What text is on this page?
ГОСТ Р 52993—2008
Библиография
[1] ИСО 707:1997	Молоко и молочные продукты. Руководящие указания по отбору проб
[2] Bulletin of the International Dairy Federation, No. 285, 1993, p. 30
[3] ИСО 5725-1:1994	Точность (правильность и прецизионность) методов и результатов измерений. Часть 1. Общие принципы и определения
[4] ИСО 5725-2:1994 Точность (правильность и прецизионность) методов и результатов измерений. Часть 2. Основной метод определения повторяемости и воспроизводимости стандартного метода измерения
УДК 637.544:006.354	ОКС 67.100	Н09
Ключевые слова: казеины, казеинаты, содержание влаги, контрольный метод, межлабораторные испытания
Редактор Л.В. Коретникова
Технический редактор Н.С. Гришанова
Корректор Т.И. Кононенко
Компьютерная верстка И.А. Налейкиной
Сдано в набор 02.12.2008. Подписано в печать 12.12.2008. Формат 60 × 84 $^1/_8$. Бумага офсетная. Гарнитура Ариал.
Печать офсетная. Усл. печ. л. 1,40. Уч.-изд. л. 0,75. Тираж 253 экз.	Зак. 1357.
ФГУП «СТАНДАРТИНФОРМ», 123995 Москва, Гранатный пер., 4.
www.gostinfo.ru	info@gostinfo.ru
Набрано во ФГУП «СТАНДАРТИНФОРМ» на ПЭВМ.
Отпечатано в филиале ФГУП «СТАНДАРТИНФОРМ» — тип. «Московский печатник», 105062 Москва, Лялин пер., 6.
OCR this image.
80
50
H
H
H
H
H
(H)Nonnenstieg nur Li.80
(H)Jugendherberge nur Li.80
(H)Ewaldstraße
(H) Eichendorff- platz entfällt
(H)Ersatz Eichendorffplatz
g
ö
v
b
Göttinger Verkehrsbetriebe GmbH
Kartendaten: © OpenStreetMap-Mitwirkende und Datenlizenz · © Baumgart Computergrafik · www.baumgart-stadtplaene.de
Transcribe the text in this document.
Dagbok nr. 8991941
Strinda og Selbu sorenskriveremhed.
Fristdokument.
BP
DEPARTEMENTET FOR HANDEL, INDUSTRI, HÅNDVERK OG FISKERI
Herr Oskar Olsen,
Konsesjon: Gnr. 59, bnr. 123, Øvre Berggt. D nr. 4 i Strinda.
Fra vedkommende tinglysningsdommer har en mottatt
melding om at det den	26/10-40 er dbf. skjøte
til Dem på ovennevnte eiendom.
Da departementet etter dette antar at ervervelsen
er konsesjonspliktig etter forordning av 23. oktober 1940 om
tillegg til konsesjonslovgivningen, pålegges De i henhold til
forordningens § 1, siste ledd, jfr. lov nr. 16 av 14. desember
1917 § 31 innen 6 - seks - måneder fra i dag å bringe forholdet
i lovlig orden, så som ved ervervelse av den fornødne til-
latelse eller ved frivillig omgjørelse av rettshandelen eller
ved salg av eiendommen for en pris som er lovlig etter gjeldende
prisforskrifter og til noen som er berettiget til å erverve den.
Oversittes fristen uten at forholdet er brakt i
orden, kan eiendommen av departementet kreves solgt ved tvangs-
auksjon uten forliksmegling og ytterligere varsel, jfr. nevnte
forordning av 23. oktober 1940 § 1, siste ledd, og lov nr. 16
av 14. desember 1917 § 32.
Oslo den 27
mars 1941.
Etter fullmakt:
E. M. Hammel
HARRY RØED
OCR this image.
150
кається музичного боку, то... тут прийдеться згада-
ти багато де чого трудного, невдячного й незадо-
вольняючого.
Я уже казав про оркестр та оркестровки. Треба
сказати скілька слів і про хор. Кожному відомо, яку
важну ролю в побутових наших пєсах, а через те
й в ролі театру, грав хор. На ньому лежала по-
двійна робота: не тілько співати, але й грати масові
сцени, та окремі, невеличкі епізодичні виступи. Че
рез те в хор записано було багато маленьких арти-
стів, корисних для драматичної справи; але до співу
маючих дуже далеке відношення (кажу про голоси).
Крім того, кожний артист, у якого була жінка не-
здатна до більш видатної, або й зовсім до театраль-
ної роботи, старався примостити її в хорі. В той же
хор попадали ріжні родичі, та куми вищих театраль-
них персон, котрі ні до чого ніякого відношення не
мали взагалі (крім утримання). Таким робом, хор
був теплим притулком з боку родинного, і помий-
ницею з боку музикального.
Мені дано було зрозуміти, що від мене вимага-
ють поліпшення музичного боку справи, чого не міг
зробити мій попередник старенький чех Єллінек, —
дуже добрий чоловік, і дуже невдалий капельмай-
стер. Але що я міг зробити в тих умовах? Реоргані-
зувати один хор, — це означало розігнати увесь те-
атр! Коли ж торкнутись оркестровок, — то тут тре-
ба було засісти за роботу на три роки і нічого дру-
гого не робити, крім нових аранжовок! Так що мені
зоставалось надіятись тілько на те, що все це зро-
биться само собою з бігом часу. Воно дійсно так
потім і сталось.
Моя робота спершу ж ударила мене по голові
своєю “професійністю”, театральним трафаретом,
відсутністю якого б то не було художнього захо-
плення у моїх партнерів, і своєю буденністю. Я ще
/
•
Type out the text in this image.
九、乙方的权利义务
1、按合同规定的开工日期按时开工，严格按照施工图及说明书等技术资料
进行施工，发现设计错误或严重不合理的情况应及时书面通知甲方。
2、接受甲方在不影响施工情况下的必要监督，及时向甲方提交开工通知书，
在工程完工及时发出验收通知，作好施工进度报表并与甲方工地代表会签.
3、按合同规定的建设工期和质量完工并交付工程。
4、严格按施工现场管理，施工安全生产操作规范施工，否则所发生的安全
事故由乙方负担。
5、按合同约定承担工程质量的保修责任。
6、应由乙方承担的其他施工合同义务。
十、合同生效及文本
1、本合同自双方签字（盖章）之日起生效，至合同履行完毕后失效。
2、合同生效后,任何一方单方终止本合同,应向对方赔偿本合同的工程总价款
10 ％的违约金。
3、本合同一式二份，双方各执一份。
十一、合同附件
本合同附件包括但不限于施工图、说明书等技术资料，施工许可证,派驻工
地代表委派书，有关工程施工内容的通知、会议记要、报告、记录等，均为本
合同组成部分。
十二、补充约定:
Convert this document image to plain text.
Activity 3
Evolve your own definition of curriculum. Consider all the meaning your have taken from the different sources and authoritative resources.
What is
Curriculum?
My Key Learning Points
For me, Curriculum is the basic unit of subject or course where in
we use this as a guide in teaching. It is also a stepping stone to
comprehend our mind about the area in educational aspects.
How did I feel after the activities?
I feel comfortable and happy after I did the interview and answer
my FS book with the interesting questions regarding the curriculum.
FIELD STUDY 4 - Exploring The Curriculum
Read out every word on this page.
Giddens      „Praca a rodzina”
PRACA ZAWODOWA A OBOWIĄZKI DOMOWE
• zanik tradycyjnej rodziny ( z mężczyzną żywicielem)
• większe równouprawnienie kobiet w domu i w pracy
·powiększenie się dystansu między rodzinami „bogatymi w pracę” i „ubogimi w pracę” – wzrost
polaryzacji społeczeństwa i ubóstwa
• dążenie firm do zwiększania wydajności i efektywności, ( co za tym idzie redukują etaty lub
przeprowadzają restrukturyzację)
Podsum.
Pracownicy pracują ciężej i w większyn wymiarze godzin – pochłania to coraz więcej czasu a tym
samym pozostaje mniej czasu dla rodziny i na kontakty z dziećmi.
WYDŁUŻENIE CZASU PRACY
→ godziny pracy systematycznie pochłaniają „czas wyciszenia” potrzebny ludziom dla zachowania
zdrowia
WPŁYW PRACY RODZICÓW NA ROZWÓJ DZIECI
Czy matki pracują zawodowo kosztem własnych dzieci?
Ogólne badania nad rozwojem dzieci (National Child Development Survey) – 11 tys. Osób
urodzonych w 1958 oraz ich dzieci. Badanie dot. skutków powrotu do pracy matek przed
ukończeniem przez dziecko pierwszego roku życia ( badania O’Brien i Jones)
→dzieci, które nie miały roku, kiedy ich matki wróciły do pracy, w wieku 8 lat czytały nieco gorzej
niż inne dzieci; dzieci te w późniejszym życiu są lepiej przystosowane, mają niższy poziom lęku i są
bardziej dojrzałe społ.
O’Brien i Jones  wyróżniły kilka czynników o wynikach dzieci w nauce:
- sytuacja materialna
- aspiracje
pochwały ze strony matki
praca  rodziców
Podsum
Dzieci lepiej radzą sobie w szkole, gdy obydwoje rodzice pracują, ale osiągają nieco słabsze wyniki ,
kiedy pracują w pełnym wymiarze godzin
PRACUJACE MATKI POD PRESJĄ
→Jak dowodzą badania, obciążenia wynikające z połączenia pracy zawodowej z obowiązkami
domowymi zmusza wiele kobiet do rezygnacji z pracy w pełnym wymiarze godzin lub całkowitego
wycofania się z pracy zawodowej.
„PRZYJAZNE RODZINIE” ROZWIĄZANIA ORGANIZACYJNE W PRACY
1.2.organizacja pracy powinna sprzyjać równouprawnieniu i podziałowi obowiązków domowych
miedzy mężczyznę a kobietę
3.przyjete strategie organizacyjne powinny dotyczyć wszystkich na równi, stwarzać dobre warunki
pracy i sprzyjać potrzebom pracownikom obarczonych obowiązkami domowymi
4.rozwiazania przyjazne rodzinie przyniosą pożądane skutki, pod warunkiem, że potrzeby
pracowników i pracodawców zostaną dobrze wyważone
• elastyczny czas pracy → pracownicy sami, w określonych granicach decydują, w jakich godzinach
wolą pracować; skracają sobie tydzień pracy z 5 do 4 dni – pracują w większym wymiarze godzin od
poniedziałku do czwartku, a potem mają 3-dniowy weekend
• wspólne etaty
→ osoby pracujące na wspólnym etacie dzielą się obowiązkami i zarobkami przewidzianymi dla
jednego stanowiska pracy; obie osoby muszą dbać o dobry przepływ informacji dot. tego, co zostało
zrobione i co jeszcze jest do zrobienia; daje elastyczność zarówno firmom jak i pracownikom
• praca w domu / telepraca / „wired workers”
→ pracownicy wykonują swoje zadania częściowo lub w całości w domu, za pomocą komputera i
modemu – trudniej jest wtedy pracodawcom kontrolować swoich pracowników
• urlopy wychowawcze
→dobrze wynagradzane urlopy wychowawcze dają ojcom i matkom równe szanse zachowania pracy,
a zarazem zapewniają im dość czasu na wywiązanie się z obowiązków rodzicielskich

= = =

■ Request
State how many lines hold the word "Strinda". The number is the whole answer.

■ Exercise solution
2